To do: Quote the listing in full, exactly as given, minus any pictures.

---------- The data ----------

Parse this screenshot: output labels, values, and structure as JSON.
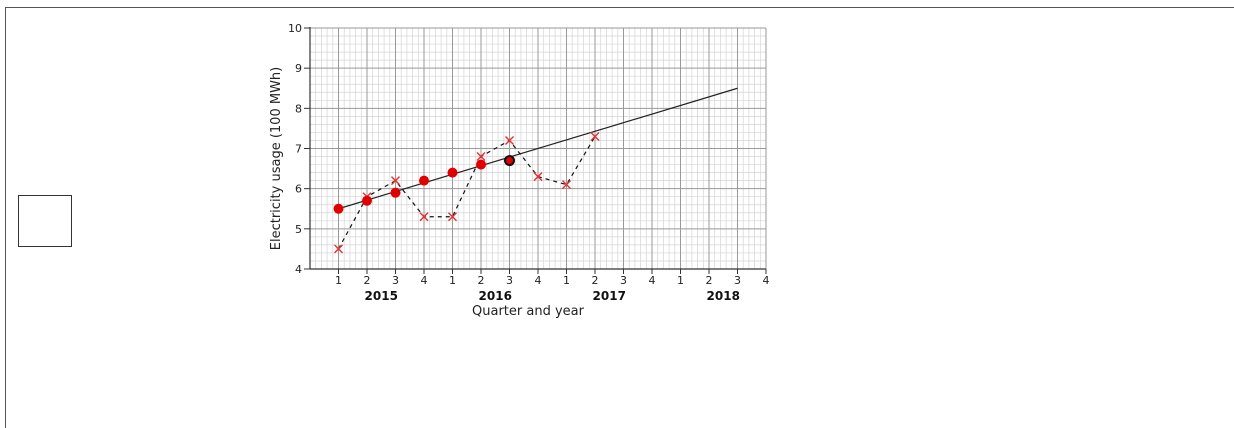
{
  "answer_box": {
    "checked": false
  },
  "chart_data": {
    "type": "scatter",
    "xlabel": "Quarter and year",
    "ylabel": "Electricity usage (100 MWh)",
    "ylim": [
      4,
      10
    ],
    "yticks": [
      4,
      5,
      6,
      7,
      8,
      9,
      10
    ],
    "xlim": [
      0,
      16
    ],
    "x_tick_positions": [
      1,
      2,
      3,
      4,
      5,
      6,
      7,
      8,
      9,
      10,
      11,
      12,
      13,
      14,
      15,
      16
    ],
    "x_tick_labels": [
      "1",
      "2",
      "3",
      "4",
      "1",
      "2",
      "3",
      "4",
      "1",
      "2",
      "3",
      "4",
      "1",
      "2",
      "3",
      "4"
    ],
    "x_group_labels": [
      {
        "label": "2015",
        "x": 2.5
      },
      {
        "label": "2016",
        "x": 6.5
      },
      {
        "label": "2017",
        "x": 10.5
      },
      {
        "label": "2018",
        "x": 14.5
      }
    ],
    "grid": true,
    "series": [
      {
        "style": "x-marker-dashed",
        "color": "#e83030",
        "points": [
          {
            "x": 1,
            "y": 4.5
          },
          {
            "x": 2,
            "y": 5.8
          },
          {
            "x": 3,
            "y": 6.2
          },
          {
            "x": 4,
            "y": 5.3
          },
          {
            "x": 5,
            "y": 5.3
          },
          {
            "x": 6,
            "y": 6.8
          },
          {
            "x": 7,
            "y": 7.2
          },
          {
            "x": 8,
            "y": 6.3
          },
          {
            "x": 9,
            "y": 6.1
          },
          {
            "x": 10,
            "y": 7.3
          }
        ]
      },
      {
        "style": "dot",
        "color": "#e00000",
        "points": [
          {
            "x": 1,
            "y": 5.5
          },
          {
            "x": 2,
            "y": 5.7
          },
          {
            "x": 3,
            "y": 5.9
          },
          {
            "x": 4,
            "y": 6.2
          },
          {
            "x": 5,
            "y": 6.4
          },
          {
            "x": 6,
            "y": 6.6
          },
          {
            "x": 7,
            "y": 6.7
          }
        ],
        "highlighted_index": 6
      },
      {
        "style": "trend-line",
        "color": "#222222",
        "points": [
          {
            "x": 1,
            "y": 5.5
          },
          {
            "x": 15,
            "y": 8.5
          }
        ]
      }
    ]
  }
}
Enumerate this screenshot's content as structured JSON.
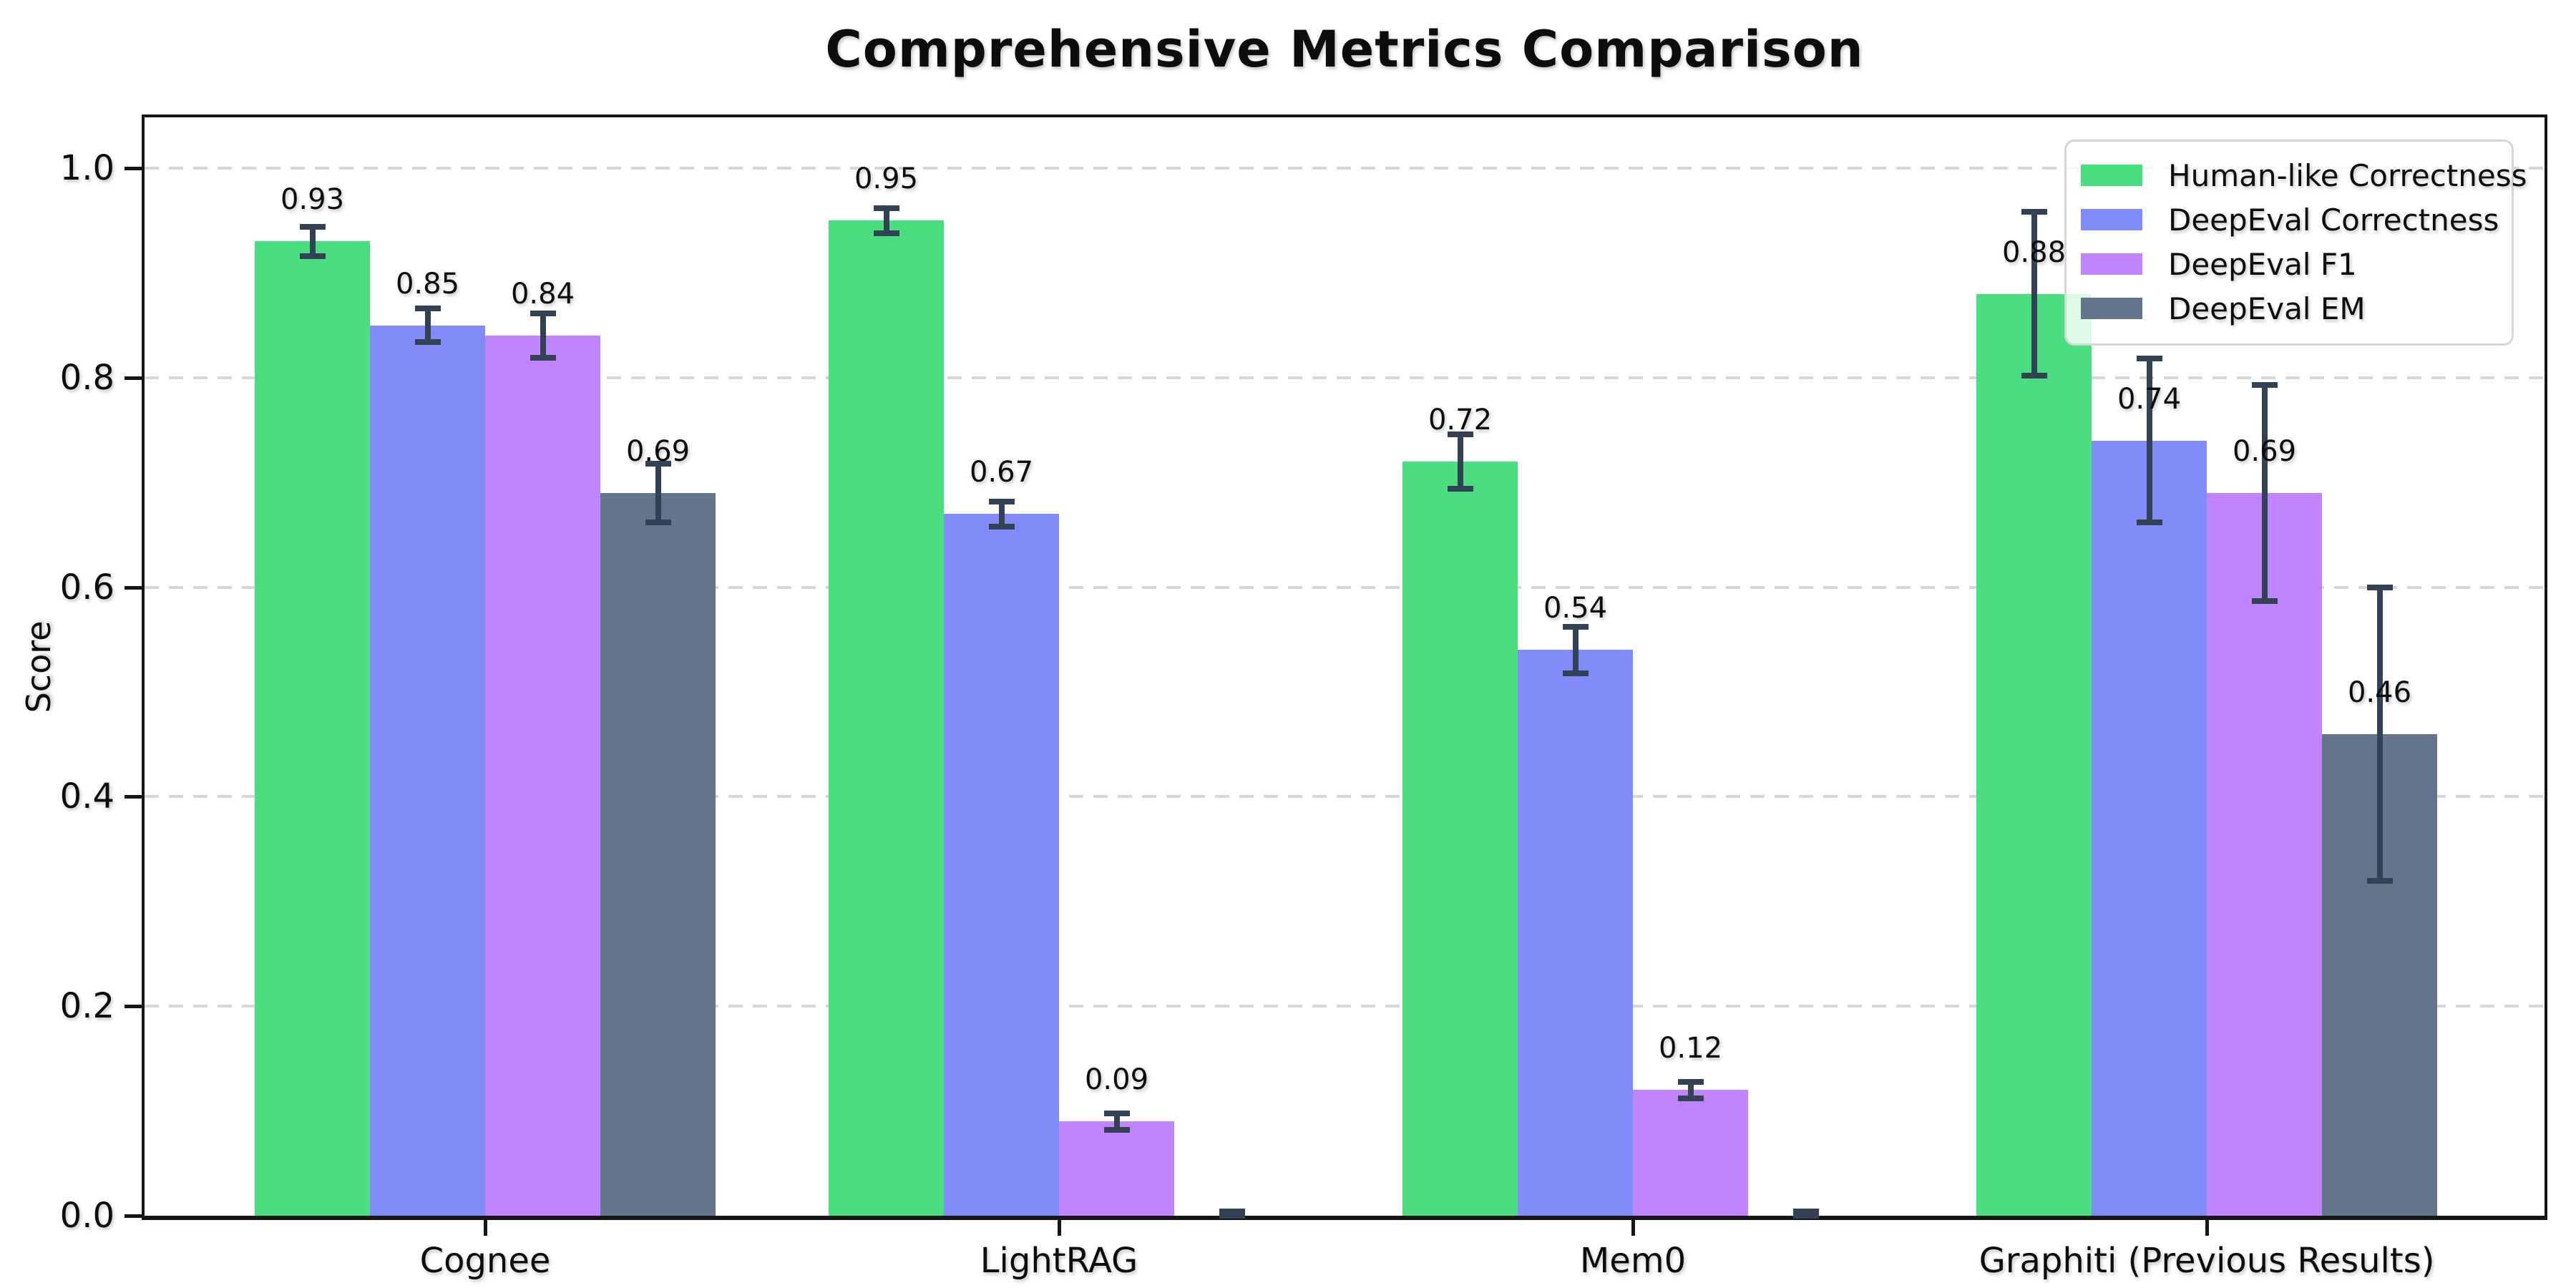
{
  "chart_data": {
    "type": "bar",
    "title": "Comprehensive Metrics Comparison",
    "ylabel": "Score",
    "xlabel": "",
    "categories": [
      "Cognee",
      "LightRAG",
      "Mem0",
      "Graphiti (Previous Results)"
    ],
    "series": [
      {
        "name": "Human-like Correctness",
        "color": "#4ade80",
        "values": [
          0.93,
          0.95,
          0.72,
          0.88
        ],
        "errors": [
          0.014,
          0.012,
          0.026,
          0.078
        ],
        "labels": [
          "0.93",
          "0.95",
          "0.72",
          "0.88"
        ]
      },
      {
        "name": "DeepEval Correctness",
        "color": "#818cf8",
        "values": [
          0.85,
          0.67,
          0.54,
          0.74
        ],
        "errors": [
          0.016,
          0.012,
          0.022,
          0.078
        ],
        "labels": [
          "0.85",
          "0.67",
          "0.54",
          "0.74"
        ]
      },
      {
        "name": "DeepEval F1",
        "color": "#c084fc",
        "values": [
          0.84,
          0.09,
          0.12,
          0.69
        ],
        "errors": [
          0.021,
          0.008,
          0.008,
          0.103
        ],
        "labels": [
          "0.84",
          "0.09",
          "0.12",
          "0.69"
        ]
      },
      {
        "name": "DeepEval EM",
        "color": "#64748b",
        "values": [
          0.69,
          0.0,
          0.0,
          0.46
        ],
        "errors": [
          0.028,
          0.004,
          0.004,
          0.14
        ],
        "labels": [
          "0.69",
          "",
          "",
          "0.46"
        ]
      }
    ],
    "yticks": [
      {
        "value": 0.0,
        "label": "0.0"
      },
      {
        "value": 0.2,
        "label": "0.2"
      },
      {
        "value": 0.4,
        "label": "0.4"
      },
      {
        "value": 0.6,
        "label": "0.6"
      },
      {
        "value": 0.8,
        "label": "0.8"
      },
      {
        "value": 1.0,
        "label": "1.0"
      }
    ],
    "ylim": [
      0,
      1.05
    ],
    "grid": {
      "axis": "y",
      "linestyle": "dashed",
      "color": "#d7d7d7"
    },
    "legend": {
      "location": "upper right"
    },
    "errorbar_color": "#334155",
    "background": "#ffffff",
    "spine_color": "#161616"
  }
}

----------

Exercise answer:
Parse this screenshot: output labels, values, and structure as JSON.
{
  "answer_box": {
    "checked": false
  },
  "chart_data": {
    "type": "scatter",
    "xlabel": "Quarter and year",
    "ylabel": "Electricity usage (100 MWh)",
    "ylim": [
      4,
      10
    ],
    "yticks": [
      4,
      5,
      6,
      7,
      8,
      9,
      10
    ],
    "xlim": [
      0,
      16
    ],
    "x_tick_positions": [
      1,
      2,
      3,
      4,
      5,
      6,
      7,
      8,
      9,
      10,
      11,
      12,
      13,
      14,
      15,
      16
    ],
    "x_tick_labels": [
      "1",
      "2",
      "3",
      "4",
      "1",
      "2",
      "3",
      "4",
      "1",
      "2",
      "3",
      "4",
      "1",
      "2",
      "3",
      "4"
    ],
    "x_group_labels": [
      {
        "label": "2015",
        "x": 2.5
      },
      {
        "label": "2016",
        "x": 6.5
      },
      {
        "label": "2017",
        "x": 10.5
      },
      {
        "label": "2018",
        "x": 14.5
      }
    ],
    "grid": true,
    "series": [
      {
        "style": "x-marker-dashed",
        "color": "#e83030",
        "points": [
          {
            "x": 1,
            "y": 4.5
          },
          {
            "x": 2,
            "y": 5.8
          },
          {
            "x": 3,
            "y": 6.2
          },
          {
            "x": 4,
            "y": 5.3
          },
          {
            "x": 5,
            "y": 5.3
          },
          {
            "x": 6,
            "y": 6.8
          },
          {
            "x": 7,
            "y": 7.2
          },
          {
            "x": 8,
            "y": 6.3
          },
          {
            "x": 9,
            "y": 6.1
          },
          {
            "x": 10,
            "y": 7.3
          }
        ]
      },
      {
        "style": "dot",
        "color": "#e00000",
        "points": [
          {
            "x": 1,
            "y": 5.5
          },
          {
            "x": 2,
            "y": 5.7
          },
          {
            "x": 3,
            "y": 5.9
          },
          {
            "x": 4,
            "y": 6.2
          },
          {
            "x": 5,
            "y": 6.4
          },
          {
            "x": 6,
            "y": 6.6
          },
          {
            "x": 7,
            "y": 6.7
          }
        ],
        "highlighted_index": 6
      },
      {
        "style": "trend-line",
        "color": "#222222",
        "points": [
          {
            "x": 1,
            "y": 5.5
          },
          {
            "x": 15,
            "y": 8.5
          }
        ]
      }
    ]
  }
}
Enumerate this screenshot's content as structured JSON.
{
  "chart_data": {
    "type": "bar",
    "title": "Comprehensive Metrics Comparison",
    "ylabel": "Score",
    "xlabel": "",
    "categories": [
      "Cognee",
      "LightRAG",
      "Mem0",
      "Graphiti (Previous Results)"
    ],
    "series": [
      {
        "name": "Human-like Correctness",
        "color": "#4ade80",
        "values": [
          0.93,
          0.95,
          0.72,
          0.88
        ],
        "errors": [
          0.014,
          0.012,
          0.026,
          0.078
        ],
        "labels": [
          "0.93",
          "0.95",
          "0.72",
          "0.88"
        ]
      },
      {
        "name": "DeepEval Correctness",
        "color": "#818cf8",
        "values": [
          0.85,
          0.67,
          0.54,
          0.74
        ],
        "errors": [
          0.016,
          0.012,
          0.022,
          0.078
        ],
        "labels": [
          "0.85",
          "0.67",
          "0.54",
          "0.74"
        ]
      },
      {
        "name": "DeepEval F1",
        "color": "#c084fc",
        "values": [
          0.84,
          0.09,
          0.12,
          0.69
        ],
        "errors": [
          0.021,
          0.008,
          0.008,
          0.103
        ],
        "labels": [
          "0.84",
          "0.09",
          "0.12",
          "0.69"
        ]
      },
      {
        "name": "DeepEval EM",
        "color": "#64748b",
        "values": [
          0.69,
          0.0,
          0.0,
          0.46
        ],
        "errors": [
          0.028,
          0.004,
          0.004,
          0.14
        ],
        "labels": [
          "0.69",
          "",
          "",
          "0.46"
        ]
      }
    ],
    "yticks": [
      {
        "value": 0.0,
        "label": "0.0"
      },
      {
        "value": 0.2,
        "label": "0.2"
      },
      {
        "value": 0.4,
        "label": "0.4"
      },
      {
        "value": 0.6,
        "label": "0.6"
      },
      {
        "value": 0.8,
        "label": "0.8"
      },
      {
        "value": 1.0,
        "label": "1.0"
      }
    ],
    "ylim": [
      0,
      1.05
    ],
    "grid": {
      "axis": "y",
      "linestyle": "dashed",
      "color": "#d7d7d7"
    },
    "legend": {
      "location": "upper right"
    },
    "errorbar_color": "#334155",
    "background": "#ffffff",
    "spine_color": "#161616"
  }
}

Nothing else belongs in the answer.